* start EXTRACTED ENTRIES *

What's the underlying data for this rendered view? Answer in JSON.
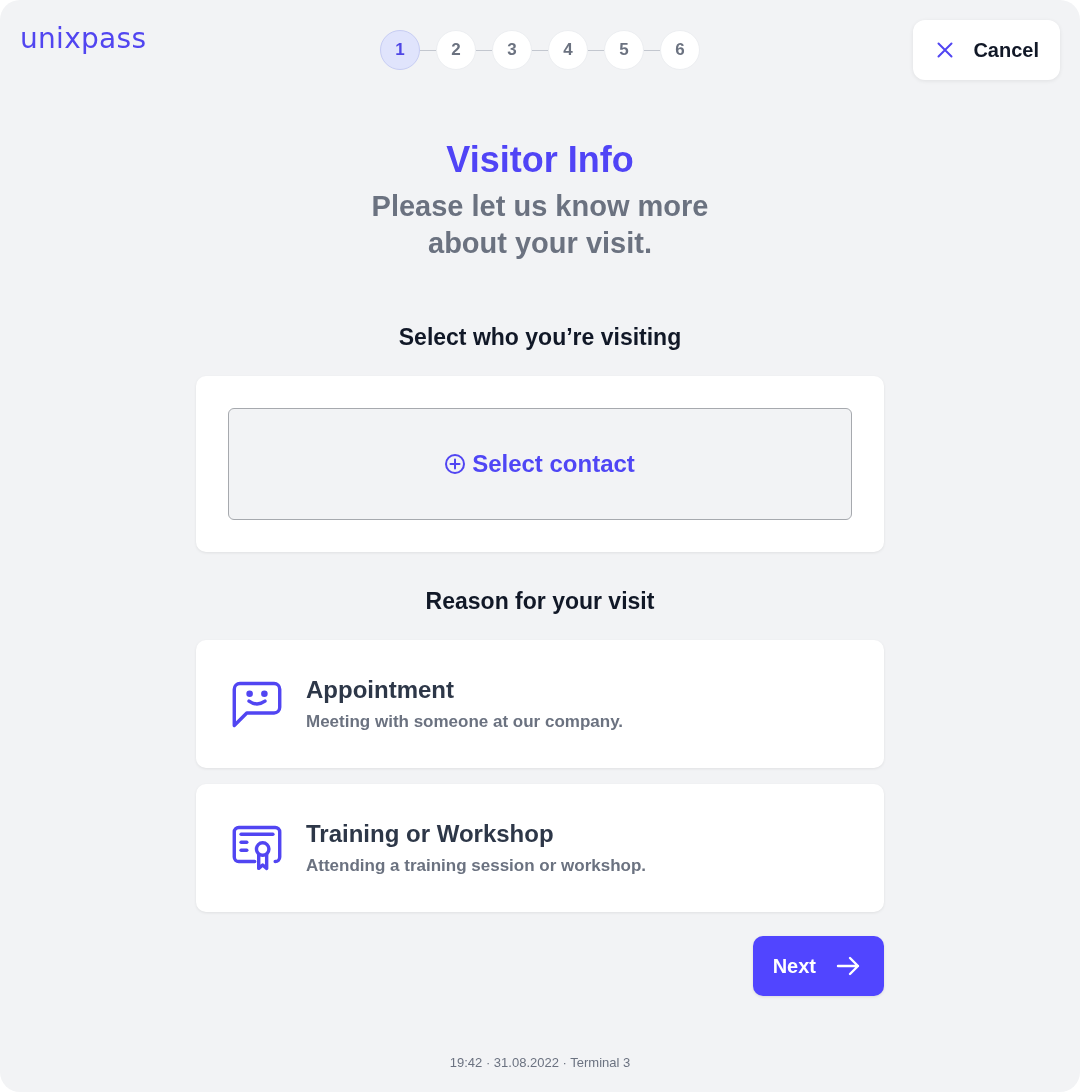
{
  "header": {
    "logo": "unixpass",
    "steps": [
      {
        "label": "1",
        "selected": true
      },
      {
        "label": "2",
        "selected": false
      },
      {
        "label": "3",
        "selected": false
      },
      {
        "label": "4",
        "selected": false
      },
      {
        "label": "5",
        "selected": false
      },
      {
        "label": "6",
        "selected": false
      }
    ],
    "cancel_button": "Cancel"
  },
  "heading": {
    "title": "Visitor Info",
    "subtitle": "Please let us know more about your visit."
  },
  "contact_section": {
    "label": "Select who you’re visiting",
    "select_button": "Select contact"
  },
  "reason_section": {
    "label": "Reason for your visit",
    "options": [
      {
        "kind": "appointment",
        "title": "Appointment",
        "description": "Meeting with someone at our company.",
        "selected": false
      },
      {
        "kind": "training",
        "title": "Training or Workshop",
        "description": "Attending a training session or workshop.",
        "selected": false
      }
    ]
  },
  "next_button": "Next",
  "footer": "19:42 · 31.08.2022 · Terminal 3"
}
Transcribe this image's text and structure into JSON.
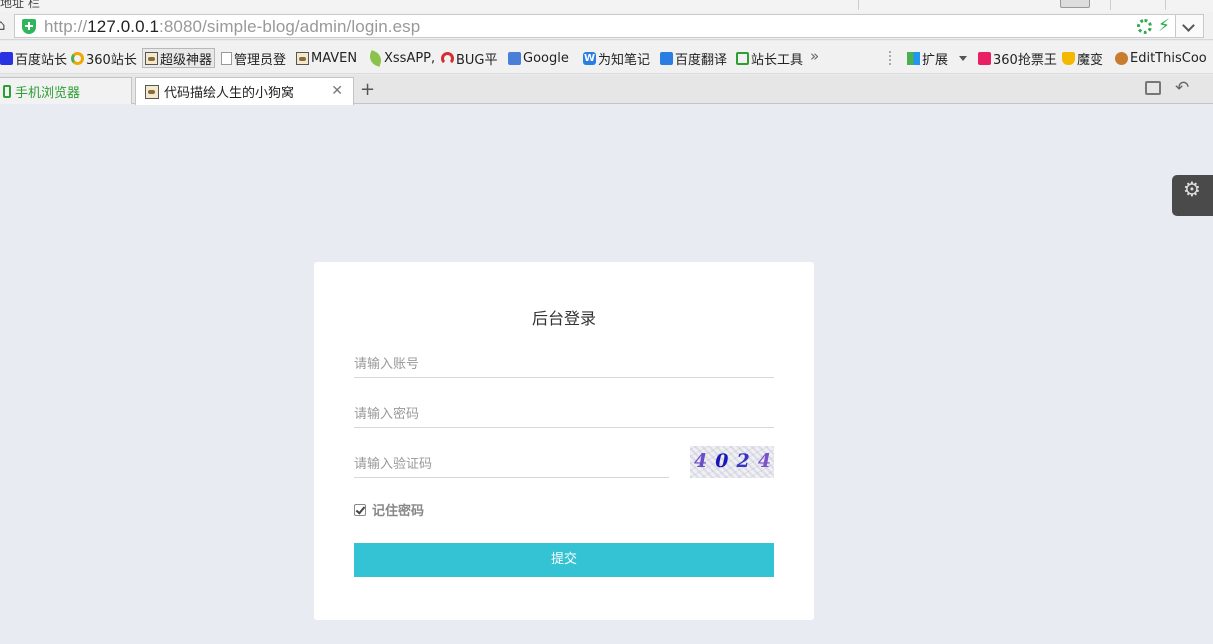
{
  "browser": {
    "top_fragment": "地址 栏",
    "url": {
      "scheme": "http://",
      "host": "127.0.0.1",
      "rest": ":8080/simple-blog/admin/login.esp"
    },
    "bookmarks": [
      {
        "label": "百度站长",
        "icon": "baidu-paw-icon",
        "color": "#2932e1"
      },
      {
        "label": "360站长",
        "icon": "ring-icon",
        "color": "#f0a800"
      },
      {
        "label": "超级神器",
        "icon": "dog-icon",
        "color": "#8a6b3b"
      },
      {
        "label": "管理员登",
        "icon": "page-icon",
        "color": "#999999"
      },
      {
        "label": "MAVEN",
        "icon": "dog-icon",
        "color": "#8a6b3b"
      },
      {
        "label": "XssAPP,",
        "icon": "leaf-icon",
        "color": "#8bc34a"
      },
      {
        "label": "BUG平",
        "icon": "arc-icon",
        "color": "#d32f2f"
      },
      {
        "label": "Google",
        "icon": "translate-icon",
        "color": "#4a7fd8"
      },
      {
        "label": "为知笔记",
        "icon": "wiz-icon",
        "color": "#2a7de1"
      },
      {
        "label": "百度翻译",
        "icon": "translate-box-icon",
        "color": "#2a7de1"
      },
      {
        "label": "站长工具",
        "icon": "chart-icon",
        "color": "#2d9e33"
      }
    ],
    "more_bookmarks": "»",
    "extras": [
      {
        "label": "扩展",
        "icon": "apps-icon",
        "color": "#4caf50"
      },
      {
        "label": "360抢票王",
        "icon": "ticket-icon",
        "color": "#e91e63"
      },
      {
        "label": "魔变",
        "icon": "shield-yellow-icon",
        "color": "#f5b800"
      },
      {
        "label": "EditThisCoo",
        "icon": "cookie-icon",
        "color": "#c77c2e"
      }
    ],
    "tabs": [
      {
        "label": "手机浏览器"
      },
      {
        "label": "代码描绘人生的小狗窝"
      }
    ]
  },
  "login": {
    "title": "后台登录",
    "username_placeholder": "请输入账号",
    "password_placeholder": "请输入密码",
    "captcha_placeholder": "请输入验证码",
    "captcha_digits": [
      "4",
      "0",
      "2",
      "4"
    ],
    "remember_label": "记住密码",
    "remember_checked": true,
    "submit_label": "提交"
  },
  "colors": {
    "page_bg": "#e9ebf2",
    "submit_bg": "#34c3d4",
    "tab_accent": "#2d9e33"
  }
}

* end EXTRACTED ENTRIES *
* start EXTRACTED ENTRIES *

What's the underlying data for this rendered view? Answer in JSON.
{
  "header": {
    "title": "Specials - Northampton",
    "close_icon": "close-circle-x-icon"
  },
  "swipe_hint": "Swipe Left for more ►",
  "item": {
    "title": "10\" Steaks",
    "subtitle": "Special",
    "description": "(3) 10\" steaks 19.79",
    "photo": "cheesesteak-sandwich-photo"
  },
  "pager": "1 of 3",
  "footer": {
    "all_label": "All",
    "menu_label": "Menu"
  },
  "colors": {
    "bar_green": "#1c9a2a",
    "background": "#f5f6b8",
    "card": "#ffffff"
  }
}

* end EXTRACTED ENTRIES *

* EXERCISE AIM *
State how many lines of the records hold the string "description", and nothing else.

* PROBLEM SOLUTION *
3